-- Task prompt --
Reproduce all of the data word for word.

-- Available records --
------------------------------------------------------------

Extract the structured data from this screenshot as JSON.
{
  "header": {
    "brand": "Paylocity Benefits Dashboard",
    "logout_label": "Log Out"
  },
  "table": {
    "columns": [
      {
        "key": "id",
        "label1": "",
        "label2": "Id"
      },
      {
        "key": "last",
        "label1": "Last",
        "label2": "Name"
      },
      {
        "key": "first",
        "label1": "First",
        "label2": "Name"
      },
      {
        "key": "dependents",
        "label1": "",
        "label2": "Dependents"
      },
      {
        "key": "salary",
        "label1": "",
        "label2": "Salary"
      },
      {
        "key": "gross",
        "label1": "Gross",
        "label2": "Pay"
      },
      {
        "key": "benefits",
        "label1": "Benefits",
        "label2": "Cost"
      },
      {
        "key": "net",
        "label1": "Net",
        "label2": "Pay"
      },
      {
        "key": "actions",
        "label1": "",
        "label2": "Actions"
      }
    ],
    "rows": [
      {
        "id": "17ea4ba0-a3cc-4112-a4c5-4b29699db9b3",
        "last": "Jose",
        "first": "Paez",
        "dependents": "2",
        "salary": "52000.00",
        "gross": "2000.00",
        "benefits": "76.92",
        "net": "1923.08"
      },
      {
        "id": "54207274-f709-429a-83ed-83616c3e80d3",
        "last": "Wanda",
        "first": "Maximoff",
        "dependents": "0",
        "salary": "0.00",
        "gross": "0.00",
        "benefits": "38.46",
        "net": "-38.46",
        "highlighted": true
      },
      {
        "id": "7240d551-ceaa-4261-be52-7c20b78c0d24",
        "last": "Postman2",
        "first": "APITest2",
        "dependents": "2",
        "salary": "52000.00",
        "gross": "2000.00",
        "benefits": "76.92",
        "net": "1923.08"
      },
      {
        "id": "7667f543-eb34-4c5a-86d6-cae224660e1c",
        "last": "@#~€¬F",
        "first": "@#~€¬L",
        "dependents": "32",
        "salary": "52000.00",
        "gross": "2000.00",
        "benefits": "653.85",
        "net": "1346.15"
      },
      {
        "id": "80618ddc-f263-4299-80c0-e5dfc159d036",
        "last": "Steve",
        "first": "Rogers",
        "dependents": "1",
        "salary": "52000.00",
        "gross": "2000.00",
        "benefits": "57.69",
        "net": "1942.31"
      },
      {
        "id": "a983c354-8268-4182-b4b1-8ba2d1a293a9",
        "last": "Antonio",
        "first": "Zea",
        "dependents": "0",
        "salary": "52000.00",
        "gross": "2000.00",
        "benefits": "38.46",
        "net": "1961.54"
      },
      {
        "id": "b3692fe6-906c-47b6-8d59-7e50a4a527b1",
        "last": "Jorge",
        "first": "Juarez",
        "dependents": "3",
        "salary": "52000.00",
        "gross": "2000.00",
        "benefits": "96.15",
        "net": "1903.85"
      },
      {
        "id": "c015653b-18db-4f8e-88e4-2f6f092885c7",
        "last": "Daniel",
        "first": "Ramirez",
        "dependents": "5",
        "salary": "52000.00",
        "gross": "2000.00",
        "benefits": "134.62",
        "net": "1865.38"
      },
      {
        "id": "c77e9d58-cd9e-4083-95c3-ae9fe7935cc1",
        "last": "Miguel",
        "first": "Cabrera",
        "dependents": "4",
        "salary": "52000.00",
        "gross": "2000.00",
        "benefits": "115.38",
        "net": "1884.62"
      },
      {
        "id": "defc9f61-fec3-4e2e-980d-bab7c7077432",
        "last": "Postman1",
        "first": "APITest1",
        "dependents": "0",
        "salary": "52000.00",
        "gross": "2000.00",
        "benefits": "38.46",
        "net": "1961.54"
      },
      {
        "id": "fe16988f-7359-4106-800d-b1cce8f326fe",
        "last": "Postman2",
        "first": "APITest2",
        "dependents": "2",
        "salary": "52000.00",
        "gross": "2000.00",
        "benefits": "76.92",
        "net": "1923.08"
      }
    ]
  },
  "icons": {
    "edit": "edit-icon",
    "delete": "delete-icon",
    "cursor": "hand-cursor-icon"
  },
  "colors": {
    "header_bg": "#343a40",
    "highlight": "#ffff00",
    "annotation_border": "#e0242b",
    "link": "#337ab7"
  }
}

------------------------------------------------------------

-- Final result --
Extract the structured data from this screenshot as JSON.
{
  "header": {
    "brand": "Paylocity Benefits Dashboard",
    "logout_label": "Log Out"
  },
  "table": {
    "columns": [
      {
        "key": "id",
        "label1": "",
        "label2": "Id"
      },
      {
        "key": "last",
        "label1": "Last",
        "label2": "Name"
      },
      {
        "key": "first",
        "label1": "First",
        "label2": "Name"
      },
      {
        "key": "dependents",
        "label1": "",
        "label2": "Dependents"
      },
      {
        "key": "salary",
        "label1": "",
        "label2": "Salary"
      },
      {
        "key": "gross",
        "label1": "Gross",
        "label2": "Pay"
      },
      {
        "key": "benefits",
        "label1": "Benefits",
        "label2": "Cost"
      },
      {
        "key": "net",
        "label1": "Net",
        "label2": "Pay"
      },
      {
        "key": "actions",
        "label1": "",
        "label2": "Actions"
      }
    ],
    "rows": [
      {
        "id": "17ea4ba0-a3cc-4112-a4c5-4b29699db9b3",
        "last": "Jose",
        "first": "Paez",
        "dependents": "2",
        "salary": "52000.00",
        "gross": "2000.00",
        "benefits": "76.92",
        "net": "1923.08"
      },
      {
        "id": "54207274-f709-429a-83ed-83616c3e80d3",
        "last": "Wanda",
        "first": "Maximoff",
        "dependents": "0",
        "salary": "0.00",
        "gross": "0.00",
        "benefits": "38.46",
        "net": "-38.46",
        "highlighted": true
      },
      {
        "id": "7240d551-ceaa-4261-be52-7c20b78c0d24",
        "last": "Postman2",
        "first": "APITest2",
        "dependents": "2",
        "salary": "52000.00",
        "gross": "2000.00",
        "benefits": "76.92",
        "net": "1923.08"
      },
      {
        "id": "7667f543-eb34-4c5a-86d6-cae224660e1c",
        "last": "@#~€¬F",
        "first": "@#~€¬L",
        "dependents": "32",
        "salary": "52000.00",
        "gross": "2000.00",
        "benefits": "653.85",
        "net": "1346.15"
      },
      {
        "id": "80618ddc-f263-4299-80c0-e5dfc159d036",
        "last": "Steve",
        "first": "Rogers",
        "dependents": "1",
        "salary": "52000.00",
        "gross": "2000.00",
        "benefits": "57.69",
        "net": "1942.31"
      },
      {
        "id": "a983c354-8268-4182-b4b1-8ba2d1a293a9",
        "last": "Antonio",
        "first": "Zea",
        "dependents": "0",
        "salary": "52000.00",
        "gross": "2000.00",
        "benefits": "38.46",
        "net": "1961.54"
      },
      {
        "id": "b3692fe6-906c-47b6-8d59-7e50a4a527b1",
        "last": "Jorge",
        "first": "Juarez",
        "dependents": "3",
        "salary": "52000.00",
        "gross": "2000.00",
        "benefits": "96.15",
        "net": "1903.85"
      },
      {
        "id": "c015653b-18db-4f8e-88e4-2f6f092885c7",
        "last": "Daniel",
        "first": "Ramirez",
        "dependents": "5",
        "salary": "52000.00",
        "gross": "2000.00",
        "benefits": "134.62",
        "net": "1865.38"
      },
      {
        "id": "c77e9d58-cd9e-4083-95c3-ae9fe7935cc1",
        "last": "Miguel",
        "first": "Cabrera",
        "dependents": "4",
        "salary": "52000.00",
        "gross": "2000.00",
        "benefits": "115.38",
        "net": "1884.62"
      },
      {
        "id": "defc9f61-fec3-4e2e-980d-bab7c7077432",
        "last": "Postman1",
        "first": "APITest1",
        "dependents": "0",
        "salary": "52000.00",
        "gross": "2000.00",
        "benefits": "38.46",
        "net": "1961.54"
      },
      {
        "id": "fe16988f-7359-4106-800d-b1cce8f326fe",
        "last": "Postman2",
        "first": "APITest2",
        "dependents": "2",
        "salary": "52000.00",
        "gross": "2000.00",
        "benefits": "76.92",
        "net": "1923.08"
      }
    ]
  },
  "icons": {
    "edit": "edit-icon",
    "delete": "delete-icon",
    "cursor": "hand-cursor-icon"
  },
  "colors": {
    "header_bg": "#343a40",
    "highlight": "#ffff00",
    "annotation_border": "#e0242b",
    "link": "#337ab7"
  }
}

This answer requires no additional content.